start

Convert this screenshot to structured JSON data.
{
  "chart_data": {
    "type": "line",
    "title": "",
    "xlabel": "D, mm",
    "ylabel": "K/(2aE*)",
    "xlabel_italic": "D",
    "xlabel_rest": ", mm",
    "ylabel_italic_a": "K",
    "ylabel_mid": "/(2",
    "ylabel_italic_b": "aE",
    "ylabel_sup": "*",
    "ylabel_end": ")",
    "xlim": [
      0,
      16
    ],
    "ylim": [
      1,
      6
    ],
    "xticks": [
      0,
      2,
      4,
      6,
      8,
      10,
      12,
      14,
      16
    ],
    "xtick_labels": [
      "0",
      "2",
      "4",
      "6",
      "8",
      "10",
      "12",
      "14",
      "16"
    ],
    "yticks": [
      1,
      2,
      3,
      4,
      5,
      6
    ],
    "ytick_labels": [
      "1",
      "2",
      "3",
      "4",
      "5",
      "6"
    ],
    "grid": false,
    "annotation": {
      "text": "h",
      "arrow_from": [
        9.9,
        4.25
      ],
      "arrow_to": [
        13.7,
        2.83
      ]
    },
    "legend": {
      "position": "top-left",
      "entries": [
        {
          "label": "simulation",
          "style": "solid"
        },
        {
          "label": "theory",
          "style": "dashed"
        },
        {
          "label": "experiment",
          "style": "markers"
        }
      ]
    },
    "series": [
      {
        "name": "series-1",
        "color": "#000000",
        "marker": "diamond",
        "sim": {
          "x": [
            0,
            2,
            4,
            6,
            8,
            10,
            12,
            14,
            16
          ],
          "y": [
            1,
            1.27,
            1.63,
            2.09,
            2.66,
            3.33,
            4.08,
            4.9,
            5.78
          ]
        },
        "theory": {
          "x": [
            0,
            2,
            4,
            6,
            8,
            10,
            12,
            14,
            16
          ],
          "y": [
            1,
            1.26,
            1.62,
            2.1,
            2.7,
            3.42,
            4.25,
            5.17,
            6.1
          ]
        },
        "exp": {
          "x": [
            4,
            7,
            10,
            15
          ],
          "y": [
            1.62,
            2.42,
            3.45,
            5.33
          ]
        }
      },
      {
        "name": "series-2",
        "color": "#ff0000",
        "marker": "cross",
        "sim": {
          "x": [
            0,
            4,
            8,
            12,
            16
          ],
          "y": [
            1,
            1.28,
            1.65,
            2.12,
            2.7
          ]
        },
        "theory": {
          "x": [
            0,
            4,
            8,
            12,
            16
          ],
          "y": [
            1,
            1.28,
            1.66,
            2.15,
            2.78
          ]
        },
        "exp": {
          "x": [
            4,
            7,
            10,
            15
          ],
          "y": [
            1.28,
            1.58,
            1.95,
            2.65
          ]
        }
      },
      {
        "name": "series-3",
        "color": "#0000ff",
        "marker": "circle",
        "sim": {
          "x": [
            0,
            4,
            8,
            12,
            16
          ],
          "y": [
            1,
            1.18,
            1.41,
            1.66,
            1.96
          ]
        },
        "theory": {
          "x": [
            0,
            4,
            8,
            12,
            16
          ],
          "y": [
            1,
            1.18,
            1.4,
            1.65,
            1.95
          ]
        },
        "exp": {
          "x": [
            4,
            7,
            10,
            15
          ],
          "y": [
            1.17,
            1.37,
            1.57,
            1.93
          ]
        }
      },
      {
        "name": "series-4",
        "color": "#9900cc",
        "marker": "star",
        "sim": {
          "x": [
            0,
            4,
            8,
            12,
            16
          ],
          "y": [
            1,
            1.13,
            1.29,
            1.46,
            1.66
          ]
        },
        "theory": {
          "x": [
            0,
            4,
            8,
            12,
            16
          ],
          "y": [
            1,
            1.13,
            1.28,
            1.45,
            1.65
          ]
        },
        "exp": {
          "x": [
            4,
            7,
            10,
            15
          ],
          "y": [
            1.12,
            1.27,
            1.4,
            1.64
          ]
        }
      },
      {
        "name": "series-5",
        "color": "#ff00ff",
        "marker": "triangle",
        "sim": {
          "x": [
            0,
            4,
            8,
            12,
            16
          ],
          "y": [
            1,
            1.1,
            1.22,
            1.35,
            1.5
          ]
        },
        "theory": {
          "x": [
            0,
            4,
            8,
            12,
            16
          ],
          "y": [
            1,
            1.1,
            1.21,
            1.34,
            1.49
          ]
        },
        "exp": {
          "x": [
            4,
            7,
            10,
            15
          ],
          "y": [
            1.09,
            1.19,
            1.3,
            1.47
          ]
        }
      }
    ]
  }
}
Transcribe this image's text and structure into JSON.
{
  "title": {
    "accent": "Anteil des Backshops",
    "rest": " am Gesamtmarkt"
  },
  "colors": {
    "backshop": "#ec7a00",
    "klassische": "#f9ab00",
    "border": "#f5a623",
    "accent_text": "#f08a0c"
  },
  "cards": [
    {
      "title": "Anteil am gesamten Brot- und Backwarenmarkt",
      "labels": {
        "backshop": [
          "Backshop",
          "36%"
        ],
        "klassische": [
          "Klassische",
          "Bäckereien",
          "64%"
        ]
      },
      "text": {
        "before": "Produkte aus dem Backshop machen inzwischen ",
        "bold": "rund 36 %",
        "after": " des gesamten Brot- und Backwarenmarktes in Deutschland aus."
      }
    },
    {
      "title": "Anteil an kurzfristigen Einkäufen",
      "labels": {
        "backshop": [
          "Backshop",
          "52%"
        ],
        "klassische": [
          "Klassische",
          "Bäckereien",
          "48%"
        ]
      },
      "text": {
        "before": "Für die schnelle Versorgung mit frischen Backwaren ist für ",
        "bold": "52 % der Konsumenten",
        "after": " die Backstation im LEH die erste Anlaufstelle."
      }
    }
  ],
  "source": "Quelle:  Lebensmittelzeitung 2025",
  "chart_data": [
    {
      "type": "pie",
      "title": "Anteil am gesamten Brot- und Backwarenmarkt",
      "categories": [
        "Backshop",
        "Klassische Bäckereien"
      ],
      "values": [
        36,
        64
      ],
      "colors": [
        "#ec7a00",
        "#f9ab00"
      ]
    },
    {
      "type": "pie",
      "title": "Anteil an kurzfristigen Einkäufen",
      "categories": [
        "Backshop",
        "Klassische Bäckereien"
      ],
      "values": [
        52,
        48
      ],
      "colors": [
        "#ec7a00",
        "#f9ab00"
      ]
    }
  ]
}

end

◆ **WHAT IS REQUIRED**: Give the data again, exactly as it stands.

◆ **ANSWER TO THIS EXERCISE**:
Convert this screenshot to structured JSON data.
{
  "chart_data": {
    "type": "line",
    "title": "",
    "xlabel": "D, mm",
    "ylabel": "K/(2aE*)",
    "xlabel_italic": "D",
    "xlabel_rest": ", mm",
    "ylabel_italic_a": "K",
    "ylabel_mid": "/(2",
    "ylabel_italic_b": "aE",
    "ylabel_sup": "*",
    "ylabel_end": ")",
    "xlim": [
      0,
      16
    ],
    "ylim": [
      1,
      6
    ],
    "xticks": [
      0,
      2,
      4,
      6,
      8,
      10,
      12,
      14,
      16
    ],
    "xtick_labels": [
      "0",
      "2",
      "4",
      "6",
      "8",
      "10",
      "12",
      "14",
      "16"
    ],
    "yticks": [
      1,
      2,
      3,
      4,
      5,
      6
    ],
    "ytick_labels": [
      "1",
      "2",
      "3",
      "4",
      "5",
      "6"
    ],
    "grid": false,
    "annotation": {
      "text": "h",
      "arrow_from": [
        9.9,
        4.25
      ],
      "arrow_to": [
        13.7,
        2.83
      ]
    },
    "legend": {
      "position": "top-left",
      "entries": [
        {
          "label": "simulation",
          "style": "solid"
        },
        {
          "label": "theory",
          "style": "dashed"
        },
        {
          "label": "experiment",
          "style": "markers"
        }
      ]
    },
    "series": [
      {
        "name": "series-1",
        "color": "#000000",
        "marker": "diamond",
        "sim": {
          "x": [
            0,
            2,
            4,
            6,
            8,
            10,
            12,
            14,
            16
          ],
          "y": [
            1,
            1.27,
            1.63,
            2.09,
            2.66,
            3.33,
            4.08,
            4.9,
            5.78
          ]
        },
        "theory": {
          "x": [
            0,
            2,
            4,
            6,
            8,
            10,
            12,
            14,
            16
          ],
          "y": [
            1,
            1.26,
            1.62,
            2.1,
            2.7,
            3.42,
            4.25,
            5.17,
            6.1
          ]
        },
        "exp": {
          "x": [
            4,
            7,
            10,
            15
          ],
          "y": [
            1.62,
            2.42,
            3.45,
            5.33
          ]
        }
      },
      {
        "name": "series-2",
        "color": "#ff0000",
        "marker": "cross",
        "sim": {
          "x": [
            0,
            4,
            8,
            12,
            16
          ],
          "y": [
            1,
            1.28,
            1.65,
            2.12,
            2.7
          ]
        },
        "theory": {
          "x": [
            0,
            4,
            8,
            12,
            16
          ],
          "y": [
            1,
            1.28,
            1.66,
            2.15,
            2.78
          ]
        },
        "exp": {
          "x": [
            4,
            7,
            10,
            15
          ],
          "y": [
            1.28,
            1.58,
            1.95,
            2.65
          ]
        }
      },
      {
        "name": "series-3",
        "color": "#0000ff",
        "marker": "circle",
        "sim": {
          "x": [
            0,
            4,
            8,
            12,
            16
          ],
          "y": [
            1,
            1.18,
            1.41,
            1.66,
            1.96
          ]
        },
        "theory": {
          "x": [
            0,
            4,
            8,
            12,
            16
          ],
          "y": [
            1,
            1.18,
            1.4,
            1.65,
            1.95
          ]
        },
        "exp": {
          "x": [
            4,
            7,
            10,
            15
          ],
          "y": [
            1.17,
            1.37,
            1.57,
            1.93
          ]
        }
      },
      {
        "name": "series-4",
        "color": "#9900cc",
        "marker": "star",
        "sim": {
          "x": [
            0,
            4,
            8,
            12,
            16
          ],
          "y": [
            1,
            1.13,
            1.29,
            1.46,
            1.66
          ]
        },
        "theory": {
          "x": [
            0,
            4,
            8,
            12,
            16
          ],
          "y": [
            1,
            1.13,
            1.28,
            1.45,
            1.65
          ]
        },
        "exp": {
          "x": [
            4,
            7,
            10,
            15
          ],
          "y": [
            1.12,
            1.27,
            1.4,
            1.64
          ]
        }
      },
      {
        "name": "series-5",
        "color": "#ff00ff",
        "marker": "triangle",
        "sim": {
          "x": [
            0,
            4,
            8,
            12,
            16
          ],
          "y": [
            1,
            1.1,
            1.22,
            1.35,
            1.5
          ]
        },
        "theory": {
          "x": [
            0,
            4,
            8,
            12,
            16
          ],
          "y": [
            1,
            1.1,
            1.21,
            1.34,
            1.49
          ]
        },
        "exp": {
          "x": [
            4,
            7,
            10,
            15
          ],
          "y": [
            1.09,
            1.19,
            1.3,
            1.47
          ]
        }
      }
    ]
  }
}
Transcribe this image's text and structure into JSON.
{
  "title": {
    "accent": "Anteil des Backshops",
    "rest": " am Gesamtmarkt"
  },
  "colors": {
    "backshop": "#ec7a00",
    "klassische": "#f9ab00",
    "border": "#f5a623",
    "accent_text": "#f08a0c"
  },
  "cards": [
    {
      "title": "Anteil am gesamten Brot- und Backwarenmarkt",
      "labels": {
        "backshop": [
          "Backshop",
          "36%"
        ],
        "klassische": [
          "Klassische",
          "Bäckereien",
          "64%"
        ]
      },
      "text": {
        "before": "Produkte aus dem Backshop machen inzwischen ",
        "bold": "rund 36 %",
        "after": " des gesamten Brot- und Backwarenmarktes in Deutschland aus."
      }
    },
    {
      "title": "Anteil an kurzfristigen Einkäufen",
      "labels": {
        "backshop": [
          "Backshop",
          "52%"
        ],
        "klassische": [
          "Klassische",
          "Bäckereien",
          "48%"
        ]
      },
      "text": {
        "before": "Für die schnelle Versorgung mit frischen Backwaren ist für ",
        "bold": "52 % der Konsumenten",
        "after": " die Backstation im LEH die erste Anlaufstelle."
      }
    }
  ],
  "source": "Quelle:  Lebensmittelzeitung 2025",
  "chart_data": [
    {
      "type": "pie",
      "title": "Anteil am gesamten Brot- und Backwarenmarkt",
      "categories": [
        "Backshop",
        "Klassische Bäckereien"
      ],
      "values": [
        36,
        64
      ],
      "colors": [
        "#ec7a00",
        "#f9ab00"
      ]
    },
    {
      "type": "pie",
      "title": "Anteil an kurzfristigen Einkäufen",
      "categories": [
        "Backshop",
        "Klassische Bäckereien"
      ],
      "values": [
        52,
        48
      ],
      "colors": [
        "#ec7a00",
        "#f9ab00"
      ]
    }
  ]
}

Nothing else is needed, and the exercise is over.